» Element and region data
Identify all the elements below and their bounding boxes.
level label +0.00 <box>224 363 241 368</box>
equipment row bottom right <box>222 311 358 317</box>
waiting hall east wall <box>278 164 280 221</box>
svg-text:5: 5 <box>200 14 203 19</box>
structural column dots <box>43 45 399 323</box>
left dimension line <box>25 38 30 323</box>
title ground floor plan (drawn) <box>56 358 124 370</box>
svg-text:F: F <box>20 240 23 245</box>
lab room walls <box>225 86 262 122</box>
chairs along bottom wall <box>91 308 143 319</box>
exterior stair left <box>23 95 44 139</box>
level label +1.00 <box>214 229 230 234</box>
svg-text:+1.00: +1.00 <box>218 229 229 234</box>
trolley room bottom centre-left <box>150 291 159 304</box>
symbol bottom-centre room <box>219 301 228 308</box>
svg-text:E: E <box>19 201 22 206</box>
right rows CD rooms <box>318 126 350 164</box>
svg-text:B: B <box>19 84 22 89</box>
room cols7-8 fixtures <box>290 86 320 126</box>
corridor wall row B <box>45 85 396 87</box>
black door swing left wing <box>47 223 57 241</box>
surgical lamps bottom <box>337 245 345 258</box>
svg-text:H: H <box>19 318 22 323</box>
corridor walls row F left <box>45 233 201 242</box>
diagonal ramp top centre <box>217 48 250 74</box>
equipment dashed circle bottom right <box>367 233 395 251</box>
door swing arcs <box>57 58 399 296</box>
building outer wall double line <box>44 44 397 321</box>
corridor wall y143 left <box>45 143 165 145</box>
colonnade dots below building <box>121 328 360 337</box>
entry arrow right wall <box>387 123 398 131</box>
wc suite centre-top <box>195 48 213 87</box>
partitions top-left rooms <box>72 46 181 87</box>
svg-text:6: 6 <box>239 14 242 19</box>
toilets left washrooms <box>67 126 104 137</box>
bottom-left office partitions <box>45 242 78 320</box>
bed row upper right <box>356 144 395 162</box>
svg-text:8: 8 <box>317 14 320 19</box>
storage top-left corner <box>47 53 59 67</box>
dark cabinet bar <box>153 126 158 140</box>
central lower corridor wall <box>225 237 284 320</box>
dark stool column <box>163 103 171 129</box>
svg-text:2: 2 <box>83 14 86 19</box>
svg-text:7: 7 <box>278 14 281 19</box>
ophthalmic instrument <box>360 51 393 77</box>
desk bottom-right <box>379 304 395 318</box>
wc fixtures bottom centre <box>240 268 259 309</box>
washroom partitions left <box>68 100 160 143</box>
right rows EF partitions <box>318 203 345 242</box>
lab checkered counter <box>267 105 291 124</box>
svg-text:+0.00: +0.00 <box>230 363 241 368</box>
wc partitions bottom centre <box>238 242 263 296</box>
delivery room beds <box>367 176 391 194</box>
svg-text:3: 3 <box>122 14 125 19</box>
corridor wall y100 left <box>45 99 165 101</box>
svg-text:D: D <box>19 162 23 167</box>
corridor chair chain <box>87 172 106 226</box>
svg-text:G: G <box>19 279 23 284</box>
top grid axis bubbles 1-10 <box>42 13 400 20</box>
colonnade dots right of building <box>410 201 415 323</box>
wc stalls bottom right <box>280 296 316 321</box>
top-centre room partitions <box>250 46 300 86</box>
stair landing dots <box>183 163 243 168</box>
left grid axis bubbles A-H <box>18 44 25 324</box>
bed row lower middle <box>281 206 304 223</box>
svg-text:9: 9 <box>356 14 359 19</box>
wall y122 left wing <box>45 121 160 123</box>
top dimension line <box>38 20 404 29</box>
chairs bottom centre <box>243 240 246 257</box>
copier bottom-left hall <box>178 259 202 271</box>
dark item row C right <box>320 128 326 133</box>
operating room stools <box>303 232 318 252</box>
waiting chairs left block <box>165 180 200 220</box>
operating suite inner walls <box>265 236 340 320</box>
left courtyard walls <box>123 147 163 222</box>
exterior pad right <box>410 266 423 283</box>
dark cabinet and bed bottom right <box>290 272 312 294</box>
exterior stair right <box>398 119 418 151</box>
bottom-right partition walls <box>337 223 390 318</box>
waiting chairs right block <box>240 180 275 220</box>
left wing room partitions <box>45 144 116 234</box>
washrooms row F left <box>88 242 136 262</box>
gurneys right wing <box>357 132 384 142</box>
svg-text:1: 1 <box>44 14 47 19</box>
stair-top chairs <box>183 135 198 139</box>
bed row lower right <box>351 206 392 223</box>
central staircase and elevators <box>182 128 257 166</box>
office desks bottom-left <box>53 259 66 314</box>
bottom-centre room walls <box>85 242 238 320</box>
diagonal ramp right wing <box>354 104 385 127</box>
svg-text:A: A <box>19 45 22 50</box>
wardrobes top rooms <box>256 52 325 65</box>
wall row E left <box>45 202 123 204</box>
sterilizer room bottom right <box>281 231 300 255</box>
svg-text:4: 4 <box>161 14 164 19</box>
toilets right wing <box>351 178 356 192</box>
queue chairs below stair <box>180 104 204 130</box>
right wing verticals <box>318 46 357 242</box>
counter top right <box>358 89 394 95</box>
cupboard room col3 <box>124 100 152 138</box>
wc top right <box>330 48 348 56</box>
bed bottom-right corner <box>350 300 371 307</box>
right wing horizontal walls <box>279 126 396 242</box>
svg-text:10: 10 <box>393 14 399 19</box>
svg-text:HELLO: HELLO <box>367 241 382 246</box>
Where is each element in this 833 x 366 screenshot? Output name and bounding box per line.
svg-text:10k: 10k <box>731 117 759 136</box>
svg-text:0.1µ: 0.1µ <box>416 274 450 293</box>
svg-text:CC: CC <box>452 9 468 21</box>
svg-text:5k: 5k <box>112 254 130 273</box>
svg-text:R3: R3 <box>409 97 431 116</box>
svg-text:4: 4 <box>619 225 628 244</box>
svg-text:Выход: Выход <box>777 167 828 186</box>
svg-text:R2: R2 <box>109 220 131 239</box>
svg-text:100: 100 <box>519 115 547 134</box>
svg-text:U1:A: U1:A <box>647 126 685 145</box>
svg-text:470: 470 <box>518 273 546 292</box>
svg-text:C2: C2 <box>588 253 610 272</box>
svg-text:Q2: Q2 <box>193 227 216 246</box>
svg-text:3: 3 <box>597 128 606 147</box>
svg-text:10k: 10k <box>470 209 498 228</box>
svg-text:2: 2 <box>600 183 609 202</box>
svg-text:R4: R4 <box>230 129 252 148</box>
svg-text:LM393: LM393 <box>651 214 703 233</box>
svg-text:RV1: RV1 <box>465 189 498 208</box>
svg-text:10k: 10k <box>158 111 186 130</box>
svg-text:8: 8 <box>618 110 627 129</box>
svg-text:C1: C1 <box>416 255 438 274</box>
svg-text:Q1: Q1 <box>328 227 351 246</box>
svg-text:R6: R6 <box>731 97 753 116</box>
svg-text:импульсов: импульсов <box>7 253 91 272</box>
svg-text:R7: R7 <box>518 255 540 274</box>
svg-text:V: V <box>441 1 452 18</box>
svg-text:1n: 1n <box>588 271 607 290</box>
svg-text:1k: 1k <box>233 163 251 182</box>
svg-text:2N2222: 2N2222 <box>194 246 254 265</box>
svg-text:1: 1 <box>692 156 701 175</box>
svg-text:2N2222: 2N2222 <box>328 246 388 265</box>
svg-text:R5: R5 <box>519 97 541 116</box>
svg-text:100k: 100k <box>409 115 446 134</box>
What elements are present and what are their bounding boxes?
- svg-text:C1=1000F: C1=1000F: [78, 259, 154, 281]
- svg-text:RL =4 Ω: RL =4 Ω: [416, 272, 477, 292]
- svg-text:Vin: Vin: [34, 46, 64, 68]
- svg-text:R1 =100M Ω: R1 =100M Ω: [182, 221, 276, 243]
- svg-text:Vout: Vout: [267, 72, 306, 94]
---
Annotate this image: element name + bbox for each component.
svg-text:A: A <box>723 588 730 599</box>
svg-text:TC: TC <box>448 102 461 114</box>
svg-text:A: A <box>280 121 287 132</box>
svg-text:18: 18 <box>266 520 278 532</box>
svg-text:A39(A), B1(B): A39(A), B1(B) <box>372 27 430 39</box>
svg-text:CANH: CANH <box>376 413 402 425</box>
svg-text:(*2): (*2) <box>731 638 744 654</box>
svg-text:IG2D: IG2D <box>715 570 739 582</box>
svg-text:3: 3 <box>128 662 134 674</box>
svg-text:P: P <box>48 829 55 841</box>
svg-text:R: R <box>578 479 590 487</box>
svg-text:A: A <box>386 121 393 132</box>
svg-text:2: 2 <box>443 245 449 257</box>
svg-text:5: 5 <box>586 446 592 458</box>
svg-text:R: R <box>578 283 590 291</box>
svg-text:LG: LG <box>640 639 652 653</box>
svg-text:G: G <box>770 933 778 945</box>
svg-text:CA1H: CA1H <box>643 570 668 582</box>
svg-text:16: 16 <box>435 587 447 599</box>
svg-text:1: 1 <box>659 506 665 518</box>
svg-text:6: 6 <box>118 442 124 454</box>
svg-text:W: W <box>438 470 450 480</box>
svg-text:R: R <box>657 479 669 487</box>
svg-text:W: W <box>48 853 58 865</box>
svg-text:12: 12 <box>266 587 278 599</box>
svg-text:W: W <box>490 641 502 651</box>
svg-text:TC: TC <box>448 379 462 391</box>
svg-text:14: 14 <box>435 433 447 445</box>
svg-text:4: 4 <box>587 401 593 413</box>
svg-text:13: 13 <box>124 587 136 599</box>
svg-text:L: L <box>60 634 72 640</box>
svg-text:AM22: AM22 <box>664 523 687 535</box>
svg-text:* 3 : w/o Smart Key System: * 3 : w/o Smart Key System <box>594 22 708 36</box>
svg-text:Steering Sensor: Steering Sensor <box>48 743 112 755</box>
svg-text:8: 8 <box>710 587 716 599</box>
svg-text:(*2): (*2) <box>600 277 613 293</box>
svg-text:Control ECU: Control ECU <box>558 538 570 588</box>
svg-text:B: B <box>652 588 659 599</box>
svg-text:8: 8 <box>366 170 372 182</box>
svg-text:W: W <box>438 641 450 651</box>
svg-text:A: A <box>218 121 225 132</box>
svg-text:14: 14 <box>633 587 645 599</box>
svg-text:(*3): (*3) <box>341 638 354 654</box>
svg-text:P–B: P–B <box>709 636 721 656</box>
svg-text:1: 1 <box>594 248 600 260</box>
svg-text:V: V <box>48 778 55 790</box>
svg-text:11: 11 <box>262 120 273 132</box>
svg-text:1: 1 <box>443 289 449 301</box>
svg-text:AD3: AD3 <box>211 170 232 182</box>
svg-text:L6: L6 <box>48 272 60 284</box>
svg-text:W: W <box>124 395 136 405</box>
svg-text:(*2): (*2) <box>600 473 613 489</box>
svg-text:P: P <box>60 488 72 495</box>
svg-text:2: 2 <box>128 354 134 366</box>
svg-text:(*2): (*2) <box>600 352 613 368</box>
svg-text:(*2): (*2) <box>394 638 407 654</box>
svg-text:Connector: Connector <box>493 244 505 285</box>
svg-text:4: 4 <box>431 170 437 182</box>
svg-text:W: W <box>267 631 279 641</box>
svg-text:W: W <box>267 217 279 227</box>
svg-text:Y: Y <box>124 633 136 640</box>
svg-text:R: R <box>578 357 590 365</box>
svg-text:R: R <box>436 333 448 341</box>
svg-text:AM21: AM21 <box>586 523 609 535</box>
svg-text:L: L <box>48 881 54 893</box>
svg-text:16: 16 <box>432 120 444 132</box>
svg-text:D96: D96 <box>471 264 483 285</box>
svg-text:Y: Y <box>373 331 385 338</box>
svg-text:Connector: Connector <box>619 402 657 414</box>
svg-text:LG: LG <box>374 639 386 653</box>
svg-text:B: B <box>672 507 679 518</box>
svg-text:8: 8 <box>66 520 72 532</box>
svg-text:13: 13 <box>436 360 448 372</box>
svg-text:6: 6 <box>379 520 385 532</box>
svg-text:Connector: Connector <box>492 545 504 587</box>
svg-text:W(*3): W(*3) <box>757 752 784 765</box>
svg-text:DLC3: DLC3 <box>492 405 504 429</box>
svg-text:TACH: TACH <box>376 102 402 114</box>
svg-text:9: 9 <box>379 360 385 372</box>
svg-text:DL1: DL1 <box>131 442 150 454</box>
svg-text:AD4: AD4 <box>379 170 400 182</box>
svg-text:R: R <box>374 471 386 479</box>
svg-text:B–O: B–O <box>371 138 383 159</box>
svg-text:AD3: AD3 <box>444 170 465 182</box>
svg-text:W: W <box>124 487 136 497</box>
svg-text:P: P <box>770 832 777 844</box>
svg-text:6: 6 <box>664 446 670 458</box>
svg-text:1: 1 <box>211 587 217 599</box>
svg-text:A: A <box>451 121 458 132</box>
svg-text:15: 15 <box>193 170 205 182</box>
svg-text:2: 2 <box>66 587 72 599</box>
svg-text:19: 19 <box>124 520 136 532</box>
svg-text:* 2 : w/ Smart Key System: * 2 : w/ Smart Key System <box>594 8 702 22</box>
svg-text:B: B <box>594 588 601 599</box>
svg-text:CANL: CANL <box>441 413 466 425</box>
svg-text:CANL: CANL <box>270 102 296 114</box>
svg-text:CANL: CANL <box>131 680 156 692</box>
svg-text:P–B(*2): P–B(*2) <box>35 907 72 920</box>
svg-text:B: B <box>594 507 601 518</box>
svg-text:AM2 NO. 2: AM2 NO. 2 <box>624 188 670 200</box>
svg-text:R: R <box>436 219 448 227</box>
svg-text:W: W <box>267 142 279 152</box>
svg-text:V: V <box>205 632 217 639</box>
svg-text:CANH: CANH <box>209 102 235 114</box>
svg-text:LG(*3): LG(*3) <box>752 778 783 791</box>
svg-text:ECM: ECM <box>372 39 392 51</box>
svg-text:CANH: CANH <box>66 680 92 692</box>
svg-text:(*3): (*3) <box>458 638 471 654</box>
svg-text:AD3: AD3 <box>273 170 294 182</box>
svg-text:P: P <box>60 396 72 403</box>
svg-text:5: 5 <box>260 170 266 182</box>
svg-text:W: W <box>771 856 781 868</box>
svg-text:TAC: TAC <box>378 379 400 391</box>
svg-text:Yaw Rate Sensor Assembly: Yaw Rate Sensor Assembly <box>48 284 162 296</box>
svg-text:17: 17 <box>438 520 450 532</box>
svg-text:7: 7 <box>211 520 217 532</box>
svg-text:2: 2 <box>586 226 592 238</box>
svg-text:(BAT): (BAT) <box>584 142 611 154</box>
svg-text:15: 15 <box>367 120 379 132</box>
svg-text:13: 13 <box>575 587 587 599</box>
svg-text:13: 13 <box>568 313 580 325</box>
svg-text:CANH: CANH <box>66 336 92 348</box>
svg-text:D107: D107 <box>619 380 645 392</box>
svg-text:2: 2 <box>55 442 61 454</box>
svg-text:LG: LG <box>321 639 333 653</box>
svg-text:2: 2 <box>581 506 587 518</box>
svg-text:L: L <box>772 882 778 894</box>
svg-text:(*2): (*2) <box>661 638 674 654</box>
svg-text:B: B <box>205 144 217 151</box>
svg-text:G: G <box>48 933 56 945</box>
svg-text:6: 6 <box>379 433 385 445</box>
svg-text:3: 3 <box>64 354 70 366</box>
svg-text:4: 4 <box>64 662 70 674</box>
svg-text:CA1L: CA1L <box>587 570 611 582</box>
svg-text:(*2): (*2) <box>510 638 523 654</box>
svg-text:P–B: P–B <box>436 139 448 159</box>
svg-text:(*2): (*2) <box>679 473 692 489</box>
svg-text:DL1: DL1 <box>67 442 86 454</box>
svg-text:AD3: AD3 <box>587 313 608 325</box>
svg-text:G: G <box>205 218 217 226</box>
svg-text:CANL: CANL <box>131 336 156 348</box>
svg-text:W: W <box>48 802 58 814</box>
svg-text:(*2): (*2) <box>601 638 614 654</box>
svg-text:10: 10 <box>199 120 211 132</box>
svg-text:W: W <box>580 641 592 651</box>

» Required task
Copy out the lines of the material word for word, from the line containing "Annotate this image: element" through the line containing "svg-text:W: W <box>438 470 450 480</box>".

» Result below
Annotate this image: element name + bbox for each component.
svg-text:A: A <box>723 588 730 599</box>
svg-text:TC: TC <box>448 102 461 114</box>
svg-text:A: A <box>280 121 287 132</box>
svg-text:18: 18 <box>266 520 278 532</box>
svg-text:A39(A), B1(B): A39(A), B1(B) <box>372 27 430 39</box>
svg-text:CANH: CANH <box>376 413 402 425</box>
svg-text:(*2): (*2) <box>731 638 744 654</box>
svg-text:IG2D: IG2D <box>715 570 739 582</box>
svg-text:3: 3 <box>128 662 134 674</box>
svg-text:P: P <box>48 829 55 841</box>
svg-text:R: R <box>578 479 590 487</box>
svg-text:A: A <box>386 121 393 132</box>
svg-text:2: 2 <box>443 245 449 257</box>
svg-text:5: 5 <box>586 446 592 458</box>
svg-text:R: R <box>578 283 590 291</box>
svg-text:LG: LG <box>640 639 652 653</box>
svg-text:G: G <box>770 933 778 945</box>
svg-text:CA1H: CA1H <box>643 570 668 582</box>
svg-text:16: 16 <box>435 587 447 599</box>
svg-text:1: 1 <box>659 506 665 518</box>
svg-text:6: 6 <box>118 442 124 454</box>
svg-text:W: W <box>438 470 450 480</box>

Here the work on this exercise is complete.